--- Task to carry out ---
Pull every line holding the string "surtout" from the records below.

--- Supplied entries ---
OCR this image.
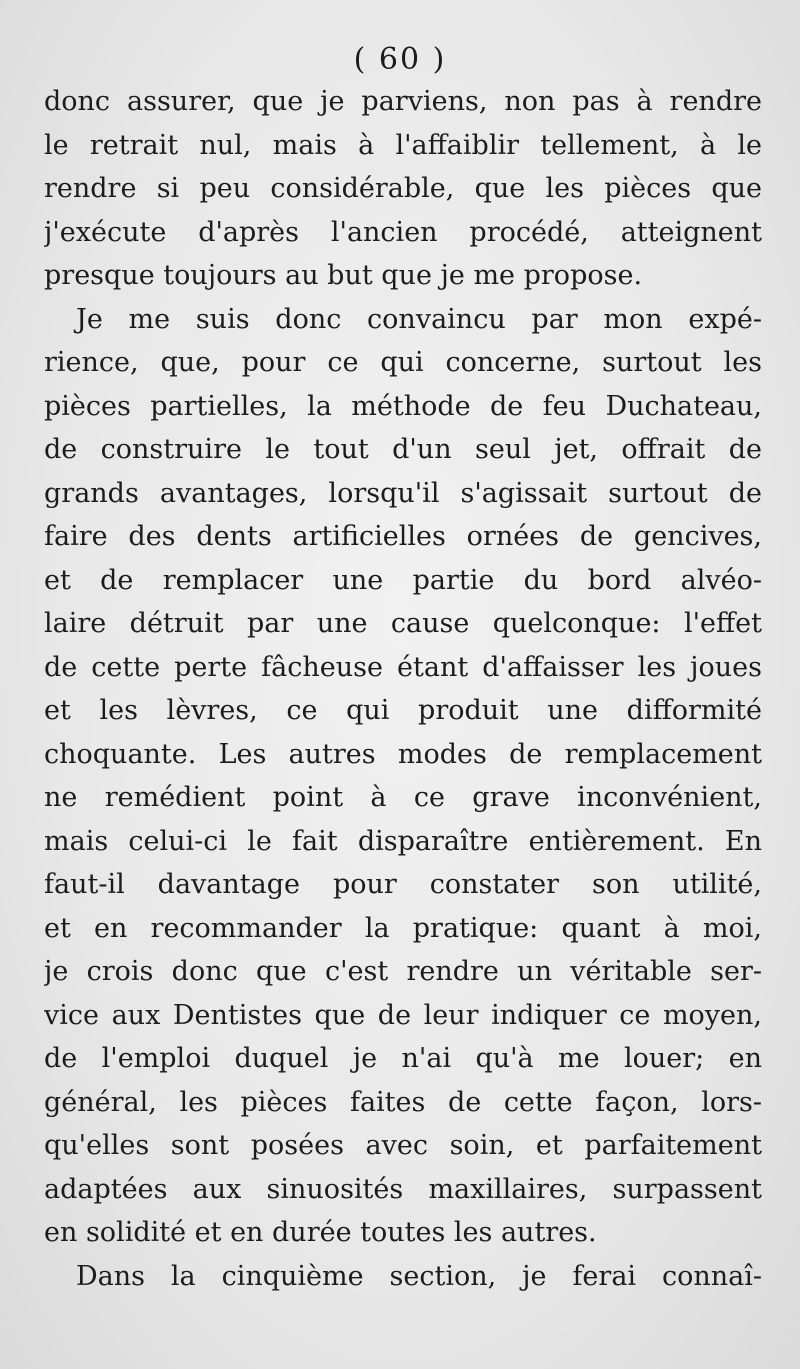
( 60 )
donc assurer, que je parviens, non pas à rendre
le retrait nul, mais à l'affaiblir tellement, à le
rendre si peu considérable, que les pièces que
j'exécute d'après l'ancien procédé, atteignent
presque toujours au but que je me propose.
Je me suis donc convaincu par mon expé-
rience, que, pour ce qui concerne, surtout les
pièces partielles, la méthode de feu Duchateau,
de construire le tout d'un seul jet, offrait de
grands avantages, lorsqu'il s'agissait surtout de
faire des dents artificielles ornées de gencives,
et de remplacer une partie du bord alvéo-
laire détruit par une cause quelconque: l'effet
de cette perte fâcheuse étant d'affaisser les joues
et les lèvres, ce qui produit une difformité
choquante. Les autres modes de remplacement
ne remédient point à ce grave inconvénient,
mais celui-ci le fait disparaître entièrement. En
faut-il davantage pour constater son utilité,
et en recommander la pratique: quant à moi,
je crois donc que c'est rendre un véritable ser-
vice aux Dentistes que de leur indiquer ce moyen,
de l'emploi duquel je n'ai qu'à me louer; en
général, les pièces faites de cette façon, lors-
qu'elles sont posées avec soin, et parfaitement
adaptées aux sinuosités maxillaires, surpassent
en solidité et en durée toutes les autres.
Dans la cinquième section, je ferai connaî-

--- In response ---
rience, que, pour ce qui concerne, surtout les
grands avantages, lorsqu'il s'agissait surtout de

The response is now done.